----- The data -----

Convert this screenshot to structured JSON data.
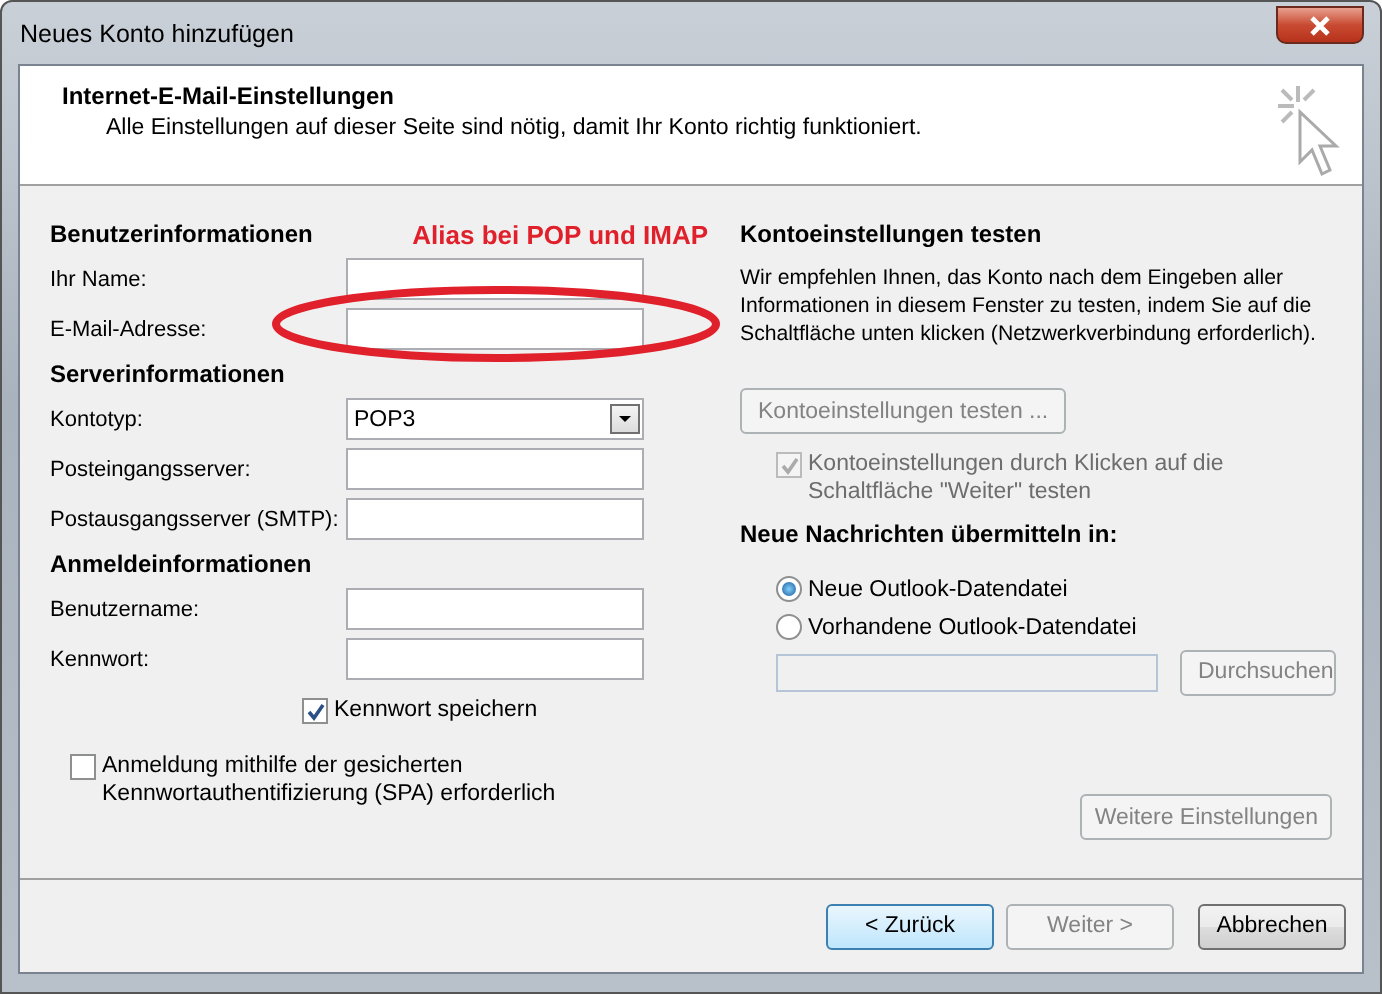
{
  "window": {
    "title": "Neues Konto hinzufügen"
  },
  "header": {
    "title": "Internet-E-Mail-Einstellungen",
    "subtitle": "Alle Einstellungen auf dieser Seite sind nötig, damit Ihr Konto richtig funktioniert."
  },
  "annotation": {
    "text": "Alias bei POP und IMAP"
  },
  "left_sections": [
    {
      "heading": "Benutzerinformationen",
      "fields": [
        {
          "label": "Ihr Name:",
          "kind": "text",
          "highlighted": false
        },
        {
          "label": "E-Mail-Adresse:",
          "kind": "text",
          "highlighted": true
        }
      ]
    },
    {
      "heading": "Serverinformationen",
      "fields": [
        {
          "label": "Kontotyp:",
          "kind": "select",
          "value": "POP3",
          "highlighted": false
        },
        {
          "label": "Posteingangsserver:",
          "kind": "text",
          "highlighted": false
        },
        {
          "label": "Postausgangsserver (SMTP):",
          "kind": "text",
          "highlighted": false
        }
      ]
    },
    {
      "heading": "Anmeldeinformationen",
      "fields": [
        {
          "label": "Benutzername:",
          "kind": "text",
          "highlighted": false
        },
        {
          "label": "Kennwort:",
          "kind": "text",
          "highlighted": false
        }
      ]
    }
  ],
  "save_password": {
    "label": "Kennwort speichern",
    "checked": true
  },
  "spa": {
    "label": "Anmeldung mithilfe der gesicherten Kennwortauthentifizierung (SPA) erforderlich",
    "checked": false
  },
  "right": {
    "heading": "Kontoeinstellungen testen",
    "description": "Wir empfehlen Ihnen, das Konto nach dem Eingeben aller Informationen in diesem Fenster zu testen, indem Sie auf die Schaltfläche unten klicken (Netzwerkverbindung erforderlich).",
    "test_button": {
      "label": "Kontoeinstellungen testen ...",
      "disabled": true
    },
    "test_checkbox": {
      "label": "Kontoeinstellungen durch Klicken auf die Schaltfläche \"Weiter\" testen",
      "checked": true,
      "disabled": true
    },
    "delivery_heading": "Neue Nachrichten übermitteln in:",
    "radios": [
      {
        "label": "Neue Outlook-Datendatei",
        "selected": true
      },
      {
        "label": "Vorhandene Outlook-Datendatei",
        "selected": false
      }
    ],
    "browse_button": {
      "label": "Durchsuchen",
      "disabled": true
    },
    "more_button": {
      "label": "Weitere Einstellungen",
      "disabled": true
    }
  },
  "footer_buttons": [
    {
      "label": "< Zurück",
      "disabled": false,
      "default": true
    },
    {
      "label": "Weiter >",
      "disabled": true,
      "default": false
    },
    {
      "label": "Abbrechen",
      "disabled": false,
      "default": false
    }
  ]
}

-----

**The request**: Please transcribe the material above exactly as written. Leave the pictures out.

**Task output**:
Convert this screenshot to structured JSON data.
{
  "window": {
    "title": "Neues Konto hinzufügen"
  },
  "header": {
    "title": "Internet-E-Mail-Einstellungen",
    "subtitle": "Alle Einstellungen auf dieser Seite sind nötig, damit Ihr Konto richtig funktioniert."
  },
  "annotation": {
    "text": "Alias bei POP und IMAP"
  },
  "left_sections": [
    {
      "heading": "Benutzerinformationen",
      "fields": [
        {
          "label": "Ihr Name:",
          "kind": "text",
          "highlighted": false
        },
        {
          "label": "E-Mail-Adresse:",
          "kind": "text",
          "highlighted": true
        }
      ]
    },
    {
      "heading": "Serverinformationen",
      "fields": [
        {
          "label": "Kontotyp:",
          "kind": "select",
          "value": "POP3",
          "highlighted": false
        },
        {
          "label": "Posteingangsserver:",
          "kind": "text",
          "highlighted": false
        },
        {
          "label": "Postausgangsserver (SMTP):",
          "kind": "text",
          "highlighted": false
        }
      ]
    },
    {
      "heading": "Anmeldeinformationen",
      "fields": [
        {
          "label": "Benutzername:",
          "kind": "text",
          "highlighted": false
        },
        {
          "label": "Kennwort:",
          "kind": "text",
          "highlighted": false
        }
      ]
    }
  ],
  "save_password": {
    "label": "Kennwort speichern",
    "checked": true
  },
  "spa": {
    "label": "Anmeldung mithilfe der gesicherten Kennwortauthentifizierung (SPA) erforderlich",
    "checked": false
  },
  "right": {
    "heading": "Kontoeinstellungen testen",
    "description": "Wir empfehlen Ihnen, das Konto nach dem Eingeben aller Informationen in diesem Fenster zu testen, indem Sie auf die Schaltfläche unten klicken (Netzwerkverbindung erforderlich).",
    "test_button": {
      "label": "Kontoeinstellungen testen ...",
      "disabled": true
    },
    "test_checkbox": {
      "label": "Kontoeinstellungen durch Klicken auf die Schaltfläche \"Weiter\" testen",
      "checked": true,
      "disabled": true
    },
    "delivery_heading": "Neue Nachrichten übermitteln in:",
    "radios": [
      {
        "label": "Neue Outlook-Datendatei",
        "selected": true
      },
      {
        "label": "Vorhandene Outlook-Datendatei",
        "selected": false
      }
    ],
    "browse_button": {
      "label": "Durchsuchen",
      "disabled": true
    },
    "more_button": {
      "label": "Weitere Einstellungen",
      "disabled": true
    }
  },
  "footer_buttons": [
    {
      "label": "< Zurück",
      "disabled": false,
      "default": true
    },
    {
      "label": "Weiter >",
      "disabled": true,
      "default": false
    },
    {
      "label": "Abbrechen",
      "disabled": false,
      "default": false
    }
  ]
}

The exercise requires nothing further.